- **TASK**
Return all of the lines below exactly as they are.

- **GIVEN INFORMATION**
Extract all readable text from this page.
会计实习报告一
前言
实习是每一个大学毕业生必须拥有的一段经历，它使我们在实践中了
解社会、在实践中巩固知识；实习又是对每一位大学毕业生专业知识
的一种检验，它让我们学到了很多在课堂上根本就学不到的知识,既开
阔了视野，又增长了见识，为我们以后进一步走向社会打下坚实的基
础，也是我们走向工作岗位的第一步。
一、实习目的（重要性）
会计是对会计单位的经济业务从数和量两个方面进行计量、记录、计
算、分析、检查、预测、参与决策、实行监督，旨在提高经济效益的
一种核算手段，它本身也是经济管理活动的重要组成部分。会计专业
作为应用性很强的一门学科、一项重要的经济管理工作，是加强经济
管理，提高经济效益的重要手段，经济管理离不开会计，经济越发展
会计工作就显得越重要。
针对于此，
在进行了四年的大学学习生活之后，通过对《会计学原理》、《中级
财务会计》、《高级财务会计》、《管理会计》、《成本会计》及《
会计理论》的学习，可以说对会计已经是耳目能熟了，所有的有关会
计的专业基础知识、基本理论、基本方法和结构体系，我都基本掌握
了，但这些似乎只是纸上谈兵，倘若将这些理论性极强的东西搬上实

- **CORRECT RESPONSE**
Extract all readable text from this page.
会计实习报告一
前言
实习是每一个大学毕业生必须拥有的一段经历，它使我们在实践中了
解社会、在实践中巩固知识；实习又是对每一位大学毕业生专业知识
的一种检验，它让我们学到了很多在课堂上根本就学不到的知识,既开
阔了视野，又增长了见识，为我们以后进一步走向社会打下坚实的基
础，也是我们走向工作岗位的第一步。
一、实习目的（重要性）
会计是对会计单位的经济业务从数和量两个方面进行计量、记录、计
算、分析、检查、预测、参与决策、实行监督，旨在提高经济效益的
一种核算手段，它本身也是经济管理活动的重要组成部分。会计专业
作为应用性很强的一门学科、一项重要的经济管理工作，是加强经济
管理，提高经济效益的重要手段，经济管理离不开会计，经济越发展
会计工作就显得越重要。
针对于此，
在进行了四年的大学学习生活之后，通过对《会计学原理》、《中级
财务会计》、《高级财务会计》、《管理会计》、《成本会计》及《
会计理论》的学习，可以说对会计已经是耳目能熟了，所有的有关会
计的专业基础知识、基本理论、基本方法和结构体系，我都基本掌握
了，但这些似乎只是纸上谈兵，倘若将这些理论性极强的东西搬上实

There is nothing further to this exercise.